What you are asked to do:
Which lines below hold the word "color"? Report each one.

Materials provided:
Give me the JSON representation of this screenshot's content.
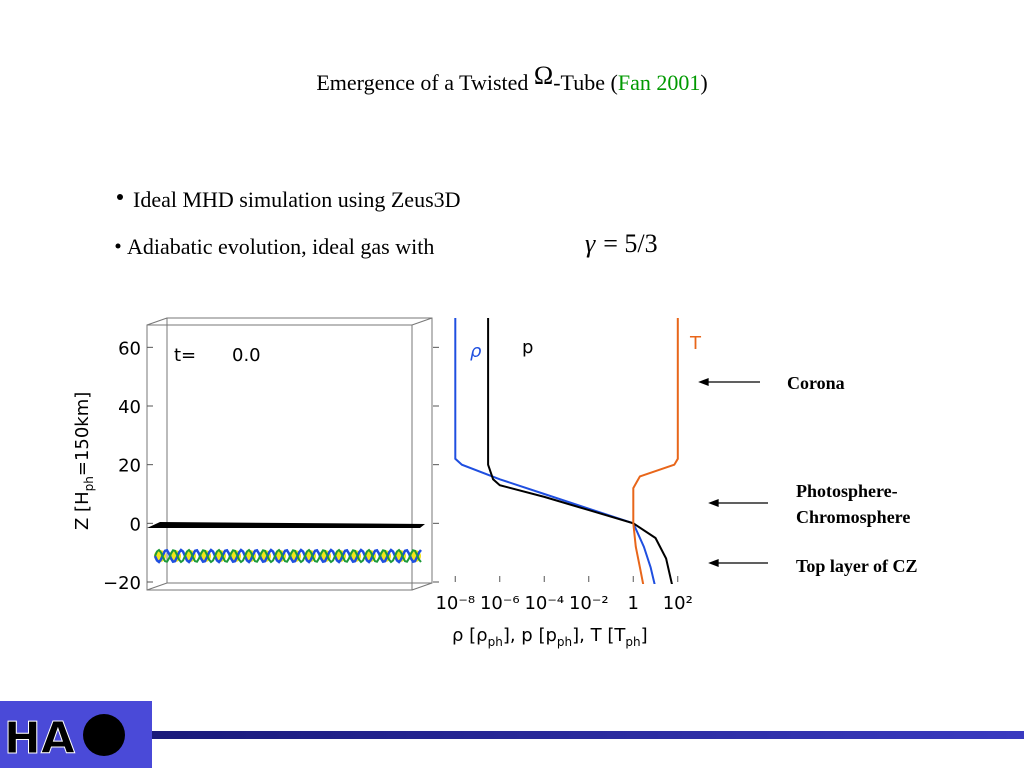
{
  "title": {
    "prefix": "Emergence of a Twisted ",
    "symbol": "Ω",
    "suffix": "-Tube (",
    "citation": "Fan 2001",
    "close": ")"
  },
  "bullets": [
    "Ideal MHD simulation using Zeus3D",
    "Adiabatic evolution, ideal gas with"
  ],
  "formula": {
    "lhs": "γ",
    "rhs": "= 5/3"
  },
  "left_panel": {
    "time_label": "t=",
    "time_value": "0.0"
  },
  "chart_data": {
    "type": "line",
    "xscale": "log",
    "xlim": [
      1e-09,
      1000
    ],
    "xticks": [
      {
        "value": 1e-08,
        "label": "10⁻⁸"
      },
      {
        "value": 1e-06,
        "label": "10⁻⁶"
      },
      {
        "value": 0.0001,
        "label": "10⁻⁴"
      },
      {
        "value": 0.01,
        "label": "10⁻²"
      },
      1,
      {
        "value": 100,
        "label": "10²"
      }
    ],
    "ylim": [
      -20,
      70
    ],
    "yticks": [
      {
        "value": -20,
        "label": "−20"
      },
      0,
      20,
      40,
      60
    ],
    "ylabel_parts": [
      "Z [H",
      "ph",
      "=150km]"
    ],
    "xlabel_parts": [
      "ρ [ρ",
      "ph",
      "], p [p",
      "ph",
      "], T [T",
      "ph",
      "]"
    ],
    "series": [
      {
        "name": "ρ",
        "color": "#1f4fe0",
        "x": [
          1e-08,
          1e-08,
          2e-08,
          1e-06,
          0.0001,
          0.01,
          1,
          3,
          6,
          10
        ],
        "y": [
          70,
          22,
          20,
          15,
          10,
          5,
          0,
          -8,
          -15,
          -22
        ]
      },
      {
        "name": "p",
        "color": "#000000",
        "x": [
          3e-07,
          3e-07,
          5e-07,
          1e-06,
          0.0001,
          0.01,
          1,
          10,
          30,
          60
        ],
        "y": [
          70,
          20,
          15,
          13,
          9,
          4.5,
          0,
          -5,
          -12,
          -22
        ]
      },
      {
        "name": "T",
        "color": "#e8661a",
        "x": [
          100,
          100,
          70,
          2,
          1,
          1,
          1.3,
          2,
          3
        ],
        "y": [
          70,
          22,
          20,
          16,
          12,
          0,
          -8,
          -15,
          -22
        ]
      }
    ]
  },
  "annotations": [
    "Corona",
    "Photosphere-",
    "Chromosphere",
    "Top layer of CZ"
  ],
  "logo": {
    "text": "HA"
  }
}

Finished answer:
        "color": "#1f4fe0",
        "color": "#000000",
        "color": "#e8661a",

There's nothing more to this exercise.